> _STATED PROBLEM_
Take the data that follows and retype it word for word.

Stored data:
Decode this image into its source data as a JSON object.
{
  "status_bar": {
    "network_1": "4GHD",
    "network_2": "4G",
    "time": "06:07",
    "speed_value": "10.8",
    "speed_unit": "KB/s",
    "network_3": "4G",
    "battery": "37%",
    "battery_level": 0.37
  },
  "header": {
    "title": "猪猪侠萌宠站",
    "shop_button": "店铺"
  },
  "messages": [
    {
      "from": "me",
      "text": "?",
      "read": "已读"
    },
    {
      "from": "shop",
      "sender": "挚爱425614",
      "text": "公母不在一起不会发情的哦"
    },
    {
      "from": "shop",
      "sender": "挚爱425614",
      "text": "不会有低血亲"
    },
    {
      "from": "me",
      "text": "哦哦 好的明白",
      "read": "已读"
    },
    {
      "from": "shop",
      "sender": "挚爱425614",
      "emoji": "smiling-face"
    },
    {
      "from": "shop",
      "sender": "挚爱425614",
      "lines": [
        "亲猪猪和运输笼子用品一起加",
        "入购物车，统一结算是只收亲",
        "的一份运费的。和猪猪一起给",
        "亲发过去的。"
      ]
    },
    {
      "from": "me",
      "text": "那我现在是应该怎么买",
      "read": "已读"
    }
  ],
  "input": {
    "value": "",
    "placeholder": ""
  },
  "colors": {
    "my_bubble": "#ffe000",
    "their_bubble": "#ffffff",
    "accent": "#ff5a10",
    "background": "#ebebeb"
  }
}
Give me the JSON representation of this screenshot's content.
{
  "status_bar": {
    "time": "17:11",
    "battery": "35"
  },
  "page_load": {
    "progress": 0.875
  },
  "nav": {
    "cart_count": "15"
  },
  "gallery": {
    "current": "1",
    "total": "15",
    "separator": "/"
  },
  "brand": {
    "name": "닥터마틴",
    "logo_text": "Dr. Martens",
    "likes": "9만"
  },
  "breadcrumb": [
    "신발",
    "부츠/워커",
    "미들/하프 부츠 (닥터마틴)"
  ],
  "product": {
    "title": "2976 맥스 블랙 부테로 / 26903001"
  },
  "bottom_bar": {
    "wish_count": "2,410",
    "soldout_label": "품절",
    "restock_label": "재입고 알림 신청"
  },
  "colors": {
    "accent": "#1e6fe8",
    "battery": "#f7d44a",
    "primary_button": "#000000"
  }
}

> _COMPLETE OUTPUT_
Decode this image into its source data as a JSON object.
{
  "status_bar": {
    "network_1": "4GHD",
    "network_2": "4G",
    "time": "06:07",
    "speed_value": "10.8",
    "speed_unit": "KB/s",
    "network_3": "4G",
    "battery": "37%",
    "battery_level": 0.37
  },
  "header": {
    "title": "猪猪侠萌宠站",
    "shop_button": "店铺"
  },
  "messages": [
    {
      "from": "me",
      "text": "?",
      "read": "已读"
    },
    {
      "from": "shop",
      "sender": "挚爱425614",
      "text": "公母不在一起不会发情的哦"
    },
    {
      "from": "shop",
      "sender": "挚爱425614",
      "text": "不会有低血亲"
    },
    {
      "from": "me",
      "text": "哦哦 好的明白",
      "read": "已读"
    },
    {
      "from": "shop",
      "sender": "挚爱425614",
      "emoji": "smiling-face"
    },
    {
      "from": "shop",
      "sender": "挚爱425614",
      "lines": [
        "亲猪猪和运输笼子用品一起加",
        "入购物车，统一结算是只收亲",
        "的一份运费的。和猪猪一起给",
        "亲发过去的。"
      ]
    },
    {
      "from": "me",
      "text": "那我现在是应该怎么买",
      "read": "已读"
    }
  ],
  "input": {
    "value": "",
    "placeholder": ""
  },
  "colors": {
    "my_bubble": "#ffe000",
    "their_bubble": "#ffffff",
    "accent": "#ff5a10",
    "background": "#ebebeb"
  }
}
Give me the JSON representation of this screenshot's content.
{
  "status_bar": {
    "time": "17:11",
    "battery": "35"
  },
  "page_load": {
    "progress": 0.875
  },
  "nav": {
    "cart_count": "15"
  },
  "gallery": {
    "current": "1",
    "total": "15",
    "separator": "/"
  },
  "brand": {
    "name": "닥터마틴",
    "logo_text": "Dr. Martens",
    "likes": "9만"
  },
  "breadcrumb": [
    "신발",
    "부츠/워커",
    "미들/하프 부츠 (닥터마틴)"
  ],
  "product": {
    "title": "2976 맥스 블랙 부테로 / 26903001"
  },
  "bottom_bar": {
    "wish_count": "2,410",
    "soldout_label": "품절",
    "restock_label": "재입고 알림 신청"
  },
  "colors": {
    "accent": "#1e6fe8",
    "battery": "#f7d44a",
    "primary_button": "#000000"
  }
}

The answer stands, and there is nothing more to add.